▶ [Objective]: Work out the number of lines with "JSON" in them. Reply with that number and no other words.

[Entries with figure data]
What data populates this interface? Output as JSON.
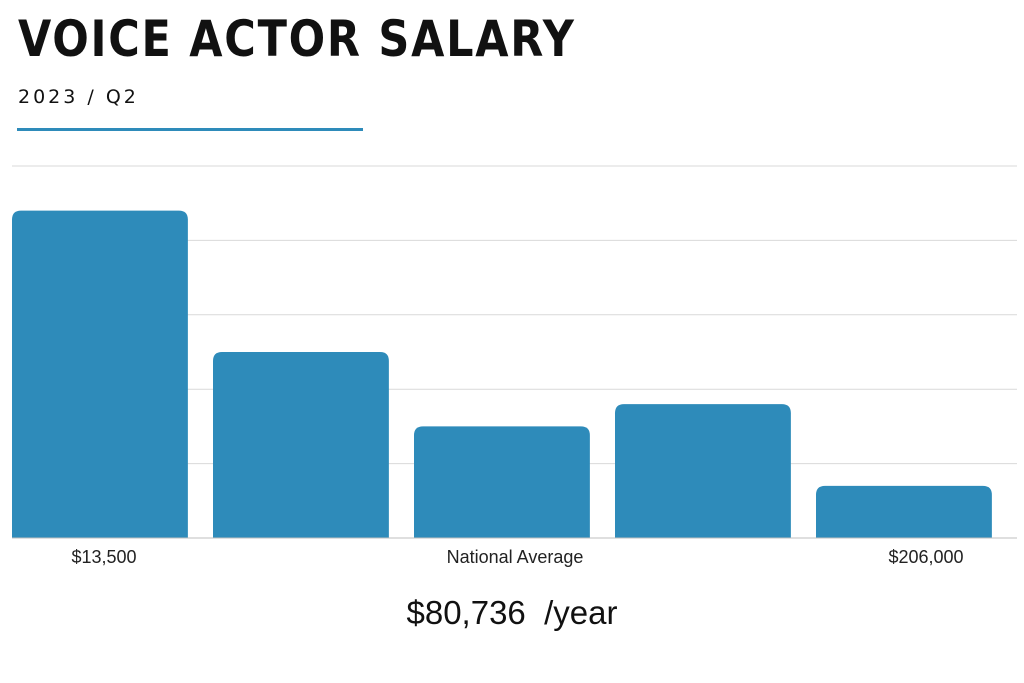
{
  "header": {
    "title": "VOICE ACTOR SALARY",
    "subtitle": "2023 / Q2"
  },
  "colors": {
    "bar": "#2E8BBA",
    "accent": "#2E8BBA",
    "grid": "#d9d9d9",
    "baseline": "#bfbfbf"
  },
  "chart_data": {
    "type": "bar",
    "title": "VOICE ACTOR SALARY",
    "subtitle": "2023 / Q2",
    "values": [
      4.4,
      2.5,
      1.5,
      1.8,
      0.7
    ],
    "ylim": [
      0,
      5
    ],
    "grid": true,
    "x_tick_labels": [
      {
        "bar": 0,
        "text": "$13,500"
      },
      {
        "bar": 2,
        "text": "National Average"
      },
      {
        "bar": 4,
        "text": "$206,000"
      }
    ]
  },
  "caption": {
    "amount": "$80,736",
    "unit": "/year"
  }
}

==

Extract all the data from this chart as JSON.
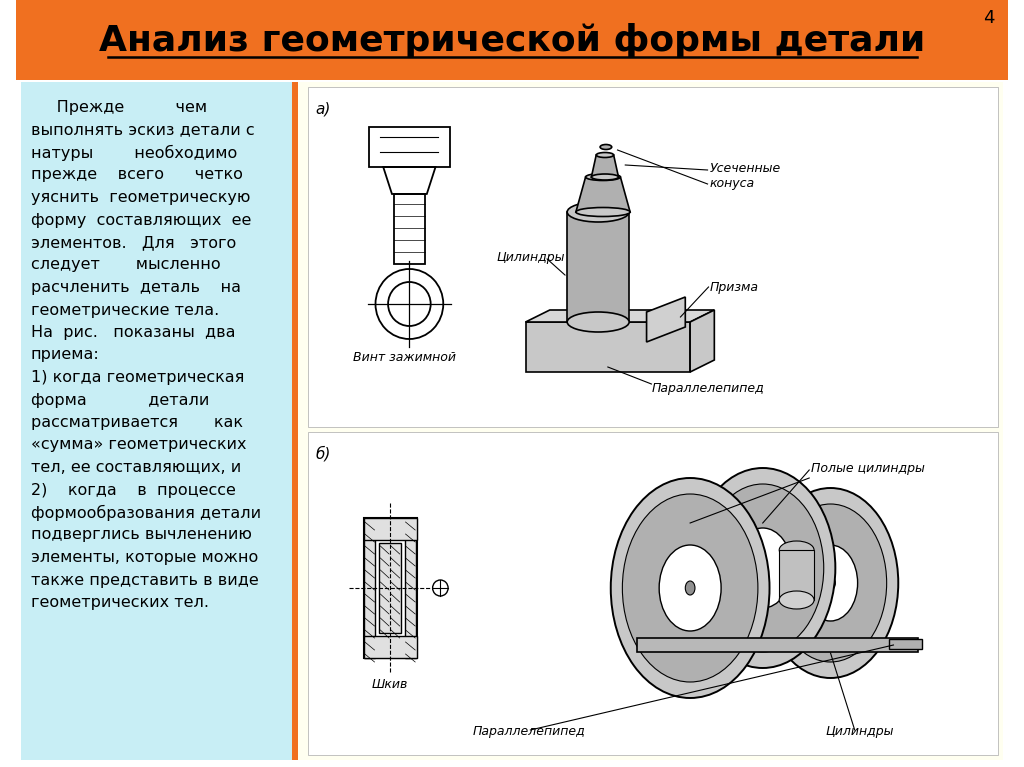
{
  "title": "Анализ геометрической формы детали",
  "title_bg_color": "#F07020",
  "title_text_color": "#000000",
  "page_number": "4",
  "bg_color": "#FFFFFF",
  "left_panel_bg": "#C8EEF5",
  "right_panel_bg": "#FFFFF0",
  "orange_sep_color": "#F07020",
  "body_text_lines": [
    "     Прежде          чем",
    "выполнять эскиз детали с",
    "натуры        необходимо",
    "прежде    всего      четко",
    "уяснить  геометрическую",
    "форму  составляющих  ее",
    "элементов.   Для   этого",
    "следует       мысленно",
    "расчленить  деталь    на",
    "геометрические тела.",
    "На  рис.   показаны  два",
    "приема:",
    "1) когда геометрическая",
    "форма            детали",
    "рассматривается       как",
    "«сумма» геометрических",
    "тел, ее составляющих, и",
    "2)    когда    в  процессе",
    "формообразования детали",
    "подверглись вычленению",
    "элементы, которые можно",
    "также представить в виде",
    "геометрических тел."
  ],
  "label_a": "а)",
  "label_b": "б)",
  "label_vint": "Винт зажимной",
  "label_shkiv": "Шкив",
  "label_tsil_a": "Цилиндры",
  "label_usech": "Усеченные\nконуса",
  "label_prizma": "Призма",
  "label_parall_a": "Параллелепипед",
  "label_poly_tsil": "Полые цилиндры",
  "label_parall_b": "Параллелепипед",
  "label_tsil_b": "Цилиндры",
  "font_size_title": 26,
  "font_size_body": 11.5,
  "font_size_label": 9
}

==

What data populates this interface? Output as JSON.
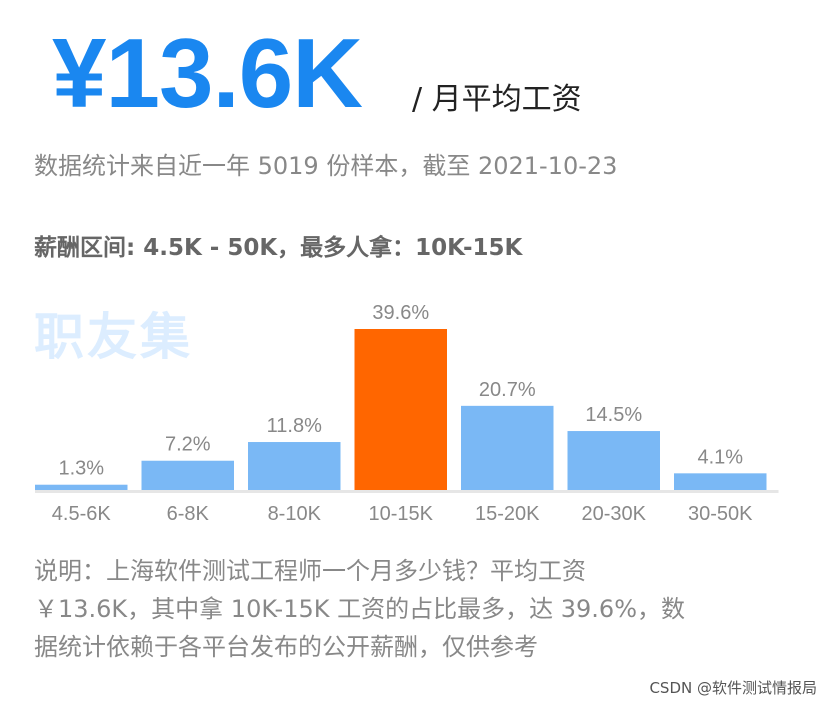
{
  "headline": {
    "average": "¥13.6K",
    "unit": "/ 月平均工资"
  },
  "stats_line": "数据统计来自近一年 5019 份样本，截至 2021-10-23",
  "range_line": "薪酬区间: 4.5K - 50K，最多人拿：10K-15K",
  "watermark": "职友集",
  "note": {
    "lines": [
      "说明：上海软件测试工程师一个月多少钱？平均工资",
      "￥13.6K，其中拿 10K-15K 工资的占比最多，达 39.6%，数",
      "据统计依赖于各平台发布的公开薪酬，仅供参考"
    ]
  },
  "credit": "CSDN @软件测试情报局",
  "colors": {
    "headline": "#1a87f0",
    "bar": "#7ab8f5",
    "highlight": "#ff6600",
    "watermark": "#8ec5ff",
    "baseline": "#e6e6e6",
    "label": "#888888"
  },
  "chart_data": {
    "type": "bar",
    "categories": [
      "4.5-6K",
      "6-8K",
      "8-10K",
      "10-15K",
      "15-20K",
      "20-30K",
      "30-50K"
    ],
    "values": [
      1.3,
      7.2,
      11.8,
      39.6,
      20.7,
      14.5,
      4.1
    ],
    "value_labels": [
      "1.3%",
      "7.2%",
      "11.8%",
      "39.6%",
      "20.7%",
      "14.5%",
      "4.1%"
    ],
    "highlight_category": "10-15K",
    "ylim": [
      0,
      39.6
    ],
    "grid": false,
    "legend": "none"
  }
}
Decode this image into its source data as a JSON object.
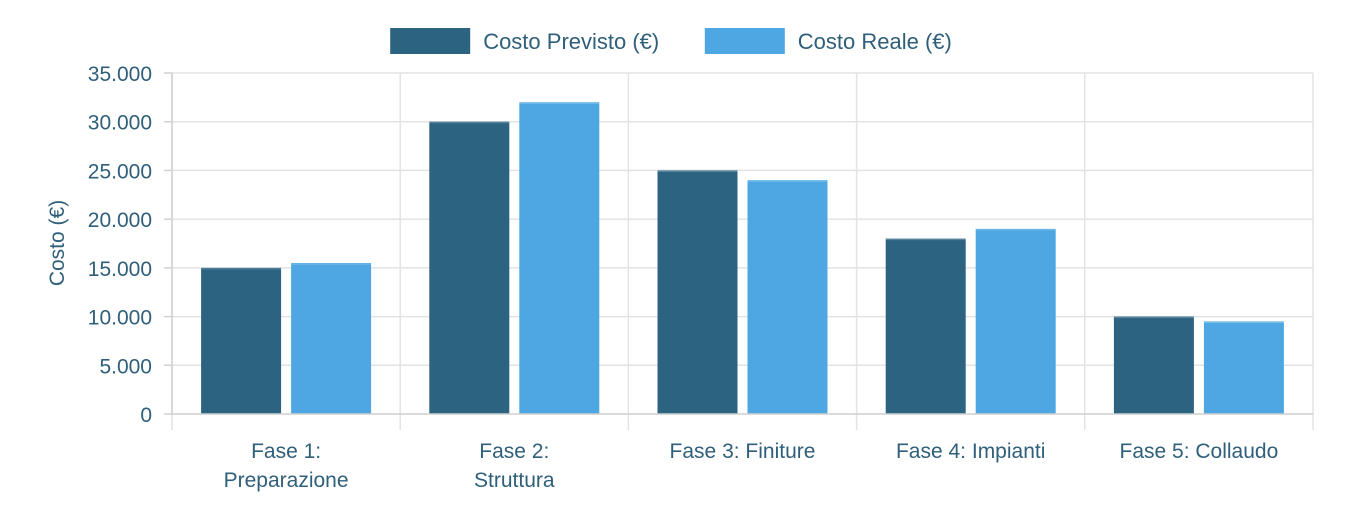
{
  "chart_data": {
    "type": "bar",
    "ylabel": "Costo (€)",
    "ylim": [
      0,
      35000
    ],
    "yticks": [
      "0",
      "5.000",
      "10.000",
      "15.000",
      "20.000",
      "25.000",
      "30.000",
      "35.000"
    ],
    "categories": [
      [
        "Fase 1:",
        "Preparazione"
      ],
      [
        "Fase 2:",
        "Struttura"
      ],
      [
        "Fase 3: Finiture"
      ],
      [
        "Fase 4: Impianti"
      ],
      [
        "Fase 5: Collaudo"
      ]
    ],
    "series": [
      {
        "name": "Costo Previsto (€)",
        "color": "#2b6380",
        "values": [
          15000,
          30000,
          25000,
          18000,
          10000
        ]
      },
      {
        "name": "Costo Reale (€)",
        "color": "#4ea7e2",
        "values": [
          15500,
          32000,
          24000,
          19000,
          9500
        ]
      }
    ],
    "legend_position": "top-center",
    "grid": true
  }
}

▶ [Result for this exercise]: 4